• [Written exercise] Could you output every line from the one containing "Give bounding boxes" down to and including the one containing "y-tick-label: 30 — [121, 551, 145, 573]" as a numbered list, leaving out any blank lines?

Element position data:

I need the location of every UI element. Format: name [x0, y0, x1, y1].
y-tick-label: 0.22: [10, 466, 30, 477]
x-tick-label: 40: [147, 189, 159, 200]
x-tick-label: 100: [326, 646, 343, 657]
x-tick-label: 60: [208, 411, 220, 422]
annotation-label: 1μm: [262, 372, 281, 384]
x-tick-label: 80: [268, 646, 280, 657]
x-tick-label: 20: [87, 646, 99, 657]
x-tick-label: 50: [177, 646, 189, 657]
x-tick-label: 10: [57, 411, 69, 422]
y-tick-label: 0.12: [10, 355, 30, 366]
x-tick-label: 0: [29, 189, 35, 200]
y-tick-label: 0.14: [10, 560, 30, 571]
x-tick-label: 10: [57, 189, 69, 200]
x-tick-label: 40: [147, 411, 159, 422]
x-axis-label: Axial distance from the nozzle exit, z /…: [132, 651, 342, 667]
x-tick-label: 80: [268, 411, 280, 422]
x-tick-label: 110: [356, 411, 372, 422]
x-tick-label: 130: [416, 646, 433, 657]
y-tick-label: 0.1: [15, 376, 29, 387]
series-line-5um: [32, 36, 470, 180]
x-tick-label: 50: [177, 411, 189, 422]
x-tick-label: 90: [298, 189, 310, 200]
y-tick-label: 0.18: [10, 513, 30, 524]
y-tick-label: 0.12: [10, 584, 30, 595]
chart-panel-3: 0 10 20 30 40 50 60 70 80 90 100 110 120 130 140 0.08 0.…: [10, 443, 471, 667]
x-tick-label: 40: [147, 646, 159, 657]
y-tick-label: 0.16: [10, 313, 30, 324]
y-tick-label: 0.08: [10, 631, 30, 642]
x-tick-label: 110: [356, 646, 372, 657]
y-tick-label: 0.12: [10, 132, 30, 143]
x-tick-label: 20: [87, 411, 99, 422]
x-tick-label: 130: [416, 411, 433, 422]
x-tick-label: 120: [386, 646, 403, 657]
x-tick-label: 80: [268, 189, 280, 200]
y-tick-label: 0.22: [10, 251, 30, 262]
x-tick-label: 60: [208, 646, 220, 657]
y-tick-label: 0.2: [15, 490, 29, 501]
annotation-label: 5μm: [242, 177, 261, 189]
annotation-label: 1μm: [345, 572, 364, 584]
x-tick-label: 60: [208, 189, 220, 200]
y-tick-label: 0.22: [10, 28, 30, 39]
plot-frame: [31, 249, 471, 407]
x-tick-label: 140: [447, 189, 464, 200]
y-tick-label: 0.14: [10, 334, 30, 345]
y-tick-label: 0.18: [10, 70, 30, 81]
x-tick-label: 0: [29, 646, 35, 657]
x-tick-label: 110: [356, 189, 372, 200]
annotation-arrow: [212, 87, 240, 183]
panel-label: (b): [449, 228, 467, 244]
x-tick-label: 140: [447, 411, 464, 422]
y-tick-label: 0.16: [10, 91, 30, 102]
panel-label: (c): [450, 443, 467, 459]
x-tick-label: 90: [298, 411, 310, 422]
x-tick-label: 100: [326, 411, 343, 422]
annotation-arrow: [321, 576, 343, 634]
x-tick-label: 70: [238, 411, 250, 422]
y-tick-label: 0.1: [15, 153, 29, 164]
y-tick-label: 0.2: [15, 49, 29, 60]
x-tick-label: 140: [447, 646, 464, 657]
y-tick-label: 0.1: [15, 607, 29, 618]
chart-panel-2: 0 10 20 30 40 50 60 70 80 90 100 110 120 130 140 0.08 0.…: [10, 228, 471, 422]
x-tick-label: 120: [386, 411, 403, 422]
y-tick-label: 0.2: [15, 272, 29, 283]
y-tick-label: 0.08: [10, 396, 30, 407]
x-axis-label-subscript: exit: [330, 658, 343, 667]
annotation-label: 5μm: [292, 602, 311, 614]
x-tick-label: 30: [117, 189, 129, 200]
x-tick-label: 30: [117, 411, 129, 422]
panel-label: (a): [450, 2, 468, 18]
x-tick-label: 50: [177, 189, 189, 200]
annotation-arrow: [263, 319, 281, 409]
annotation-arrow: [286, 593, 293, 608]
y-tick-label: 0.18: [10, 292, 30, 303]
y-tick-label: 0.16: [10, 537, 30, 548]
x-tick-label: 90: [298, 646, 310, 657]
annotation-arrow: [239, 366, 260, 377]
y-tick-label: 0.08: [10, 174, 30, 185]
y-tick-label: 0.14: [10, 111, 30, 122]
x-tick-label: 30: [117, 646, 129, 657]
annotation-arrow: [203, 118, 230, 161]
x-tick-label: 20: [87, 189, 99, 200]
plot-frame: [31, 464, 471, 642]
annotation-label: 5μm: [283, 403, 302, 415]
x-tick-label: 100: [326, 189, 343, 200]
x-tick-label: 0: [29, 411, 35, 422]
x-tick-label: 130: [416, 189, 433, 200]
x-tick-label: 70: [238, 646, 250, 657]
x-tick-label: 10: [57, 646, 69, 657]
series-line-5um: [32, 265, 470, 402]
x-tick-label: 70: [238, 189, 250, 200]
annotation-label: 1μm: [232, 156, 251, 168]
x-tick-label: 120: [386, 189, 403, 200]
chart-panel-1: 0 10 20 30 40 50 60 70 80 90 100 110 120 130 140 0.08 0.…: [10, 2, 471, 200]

==

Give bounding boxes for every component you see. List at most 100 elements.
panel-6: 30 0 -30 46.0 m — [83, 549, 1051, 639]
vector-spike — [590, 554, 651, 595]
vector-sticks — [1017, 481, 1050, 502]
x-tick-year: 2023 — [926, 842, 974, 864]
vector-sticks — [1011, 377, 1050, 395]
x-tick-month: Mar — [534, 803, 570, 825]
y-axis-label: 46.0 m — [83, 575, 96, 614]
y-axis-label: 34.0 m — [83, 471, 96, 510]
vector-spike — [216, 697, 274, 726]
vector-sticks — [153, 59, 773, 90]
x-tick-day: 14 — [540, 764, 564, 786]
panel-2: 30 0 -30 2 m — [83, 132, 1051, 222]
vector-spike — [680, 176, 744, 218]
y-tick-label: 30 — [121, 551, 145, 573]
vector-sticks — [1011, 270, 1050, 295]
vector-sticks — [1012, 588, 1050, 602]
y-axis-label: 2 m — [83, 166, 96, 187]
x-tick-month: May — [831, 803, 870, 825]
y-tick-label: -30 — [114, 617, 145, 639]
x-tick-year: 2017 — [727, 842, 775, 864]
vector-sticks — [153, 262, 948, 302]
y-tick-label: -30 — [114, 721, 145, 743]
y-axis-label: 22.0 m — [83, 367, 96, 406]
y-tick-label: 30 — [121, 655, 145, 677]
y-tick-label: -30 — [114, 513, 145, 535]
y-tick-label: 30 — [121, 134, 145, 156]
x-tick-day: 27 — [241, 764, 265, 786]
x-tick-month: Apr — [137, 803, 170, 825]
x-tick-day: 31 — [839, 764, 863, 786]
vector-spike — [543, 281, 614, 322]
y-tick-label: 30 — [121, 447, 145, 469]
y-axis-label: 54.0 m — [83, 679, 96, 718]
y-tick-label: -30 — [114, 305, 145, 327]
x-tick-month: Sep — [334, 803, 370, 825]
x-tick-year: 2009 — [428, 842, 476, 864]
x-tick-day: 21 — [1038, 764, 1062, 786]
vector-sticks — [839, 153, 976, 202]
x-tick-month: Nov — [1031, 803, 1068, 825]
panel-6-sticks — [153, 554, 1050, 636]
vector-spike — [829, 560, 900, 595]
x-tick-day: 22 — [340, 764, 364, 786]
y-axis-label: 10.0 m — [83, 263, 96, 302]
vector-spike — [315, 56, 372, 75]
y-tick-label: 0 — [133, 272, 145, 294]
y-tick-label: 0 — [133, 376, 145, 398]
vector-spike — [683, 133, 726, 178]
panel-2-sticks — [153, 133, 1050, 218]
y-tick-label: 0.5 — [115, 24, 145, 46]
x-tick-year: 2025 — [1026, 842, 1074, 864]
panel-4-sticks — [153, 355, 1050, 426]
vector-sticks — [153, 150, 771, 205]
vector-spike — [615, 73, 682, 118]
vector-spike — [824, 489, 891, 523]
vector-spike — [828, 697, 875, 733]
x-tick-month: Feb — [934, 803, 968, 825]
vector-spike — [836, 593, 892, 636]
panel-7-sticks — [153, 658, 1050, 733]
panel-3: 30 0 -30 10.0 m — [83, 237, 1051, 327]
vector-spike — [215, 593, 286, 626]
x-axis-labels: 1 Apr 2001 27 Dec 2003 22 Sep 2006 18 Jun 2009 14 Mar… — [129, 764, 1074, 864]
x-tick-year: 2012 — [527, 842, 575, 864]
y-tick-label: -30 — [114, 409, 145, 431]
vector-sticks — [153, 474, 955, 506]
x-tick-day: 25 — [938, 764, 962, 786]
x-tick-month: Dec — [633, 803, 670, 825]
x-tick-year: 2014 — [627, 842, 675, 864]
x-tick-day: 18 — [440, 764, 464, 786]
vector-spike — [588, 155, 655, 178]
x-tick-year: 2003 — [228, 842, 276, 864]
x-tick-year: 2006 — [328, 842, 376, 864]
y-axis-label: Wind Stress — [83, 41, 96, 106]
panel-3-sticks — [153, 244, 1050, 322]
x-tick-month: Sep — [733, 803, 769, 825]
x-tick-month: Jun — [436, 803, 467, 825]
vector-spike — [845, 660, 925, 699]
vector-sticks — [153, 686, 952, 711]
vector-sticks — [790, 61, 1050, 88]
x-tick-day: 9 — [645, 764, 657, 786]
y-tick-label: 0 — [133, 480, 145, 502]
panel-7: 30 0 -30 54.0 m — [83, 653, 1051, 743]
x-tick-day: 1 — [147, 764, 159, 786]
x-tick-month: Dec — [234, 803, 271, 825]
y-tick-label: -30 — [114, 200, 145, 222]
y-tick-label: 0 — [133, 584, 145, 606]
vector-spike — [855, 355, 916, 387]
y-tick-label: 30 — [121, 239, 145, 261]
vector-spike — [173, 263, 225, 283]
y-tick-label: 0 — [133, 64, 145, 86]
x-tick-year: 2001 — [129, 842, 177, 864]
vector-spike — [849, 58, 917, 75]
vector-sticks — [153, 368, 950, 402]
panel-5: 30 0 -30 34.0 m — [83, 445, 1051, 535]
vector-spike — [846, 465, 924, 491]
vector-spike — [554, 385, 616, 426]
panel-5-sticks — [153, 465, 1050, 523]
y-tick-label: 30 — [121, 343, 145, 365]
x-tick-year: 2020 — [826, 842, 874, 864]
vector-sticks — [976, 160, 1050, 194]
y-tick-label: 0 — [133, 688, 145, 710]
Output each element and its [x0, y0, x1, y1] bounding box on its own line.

• [Response to this exercise]
1. Give bounding boxes for every component you see. List at most 100 elements.
2. panel-6: 30 0 -30 46.0 m — [83, 549, 1051, 639]
3. vector-spike — [590, 554, 651, 595]
4. vector-sticks — [1017, 481, 1050, 502]
5. x-tick-year: 2023 — [926, 842, 974, 864]
6. vector-sticks — [1011, 377, 1050, 395]
7. x-tick-month: Mar — [534, 803, 570, 825]
8. y-axis-label: 46.0 m — [83, 575, 96, 614]
9. y-axis-label: 34.0 m — [83, 471, 96, 510]
10. vector-spike — [216, 697, 274, 726]
11. vector-sticks — [153, 59, 773, 90]
12. x-tick-day: 14 — [540, 764, 564, 786]
13. panel-2: 30 0 -30 2 m — [83, 132, 1051, 222]
14. vector-spike — [680, 176, 744, 218]
15. y-tick-label: 30 — [121, 551, 145, 573]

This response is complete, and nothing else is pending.